## Begin

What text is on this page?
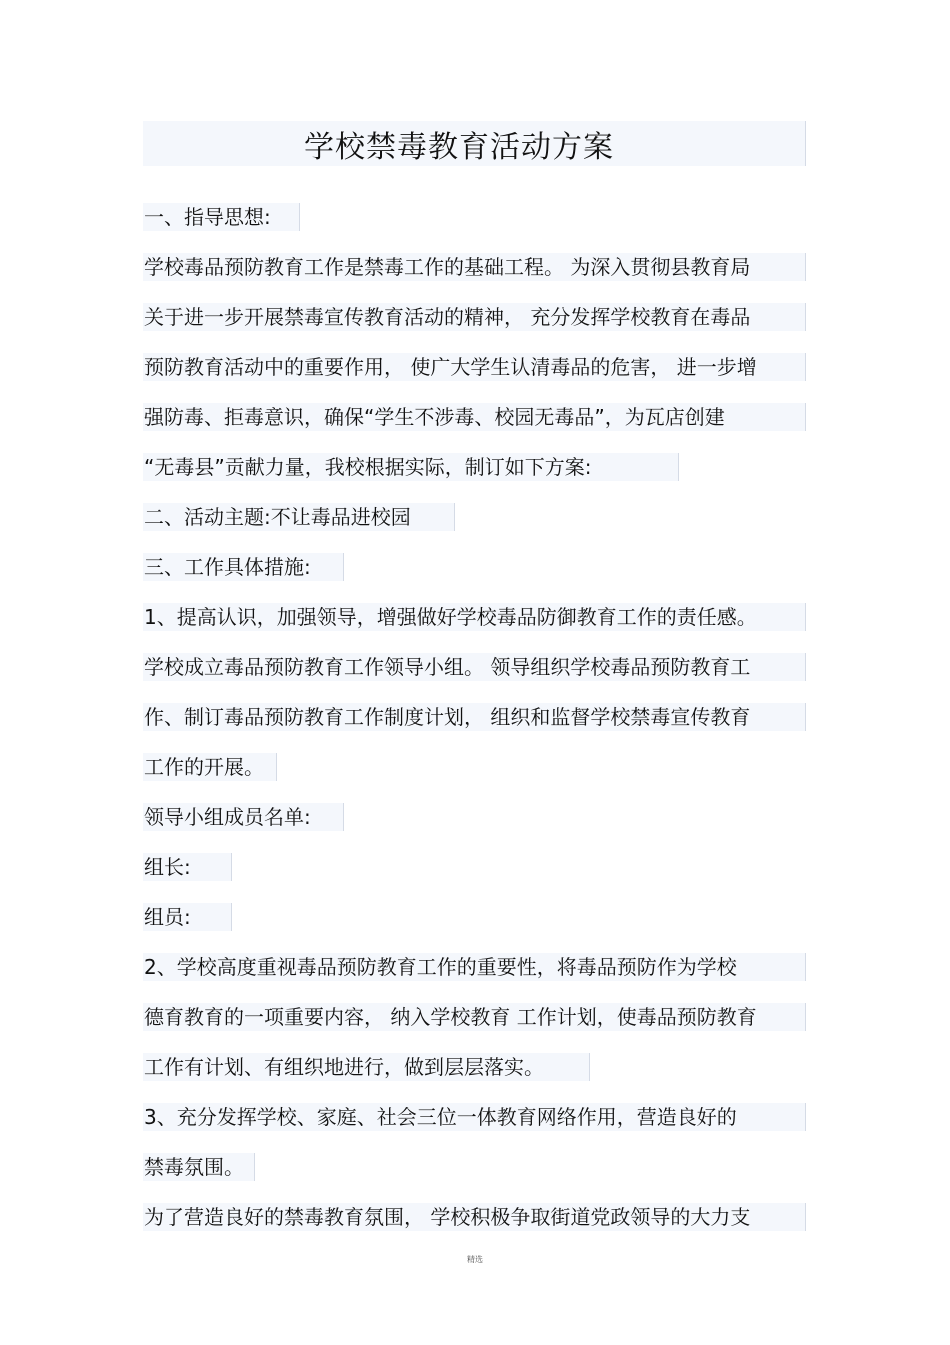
学校禁毒教育活动方案
一、指导思想:
学校毒品预防教育工作是禁毒工作的基础工程。 为深入贯彻县教育局
关于进一步开展禁毒宣传教育活动的精神， 充分发挥学校教育在毒品
预防教育活动中的重要作用， 使广大学生认清毒品的危害， 进一步增
强防毒、拒毒意识，确保“学生不涉毒、校园无毒品”，为瓦店创建
“无毒县”贡献力量，我校根据实际，制订如下方案:
二、活动主题:不让毒品进校园
三、工作具体措施:
1、提高认识，加强领导，增强做好学校毒品防御教育工作的责任感。
学校成立毒品预防教育工作领导小组。 领导组织学校毒品预防教育工
作、制订毒品预防教育工作制度计划， 组织和监督学校禁毒宣传教育
工作的开展。
领导小组成员名单:
组长:
组员:
2、学校高度重视毒品预防教育工作的重要性，将毒品预防作为学校
德育教育的一项重要内容， 纳入学校教育 工作计划，使毒品预防教育
工作有计划、有组织地进行，做到层层落实。
3、充分发挥学校、家庭、社会三位一体教育网络作用，营造良好的
禁毒氛围。
为了营造良好的禁毒教育氛围， 学校积极争取街道党政领导的大力支
精选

## End

PROBLEM DETAILS: Return the whole listing, word for word, and leave out every picture.

TASK SOLUTION:
What text is on this page?
学校禁毒教育活动方案
一、指导思想:
学校毒品预防教育工作是禁毒工作的基础工程。 为深入贯彻县教育局
关于进一步开展禁毒宣传教育活动的精神， 充分发挥学校教育在毒品
预防教育活动中的重要作用， 使广大学生认清毒品的危害， 进一步增
强防毒、拒毒意识，确保“学生不涉毒、校园无毒品”，为瓦店创建
“无毒县”贡献力量，我校根据实际，制订如下方案:
二、活动主题:不让毒品进校园
三、工作具体措施:
1、提高认识，加强领导，增强做好学校毒品防御教育工作的责任感。
学校成立毒品预防教育工作领导小组。 领导组织学校毒品预防教育工
作、制订毒品预防教育工作制度计划， 组织和监督学校禁毒宣传教育
工作的开展。
领导小组成员名单:
组长:
组员:
2、学校高度重视毒品预防教育工作的重要性，将毒品预防作为学校
德育教育的一项重要内容， 纳入学校教育 工作计划，使毒品预防教育
工作有计划、有组织地进行，做到层层落实。
3、充分发挥学校、家庭、社会三位一体教育网络作用，营造良好的
禁毒氛围。
为了营造良好的禁毒教育氛围， 学校积极争取街道党政领导的大力支
精选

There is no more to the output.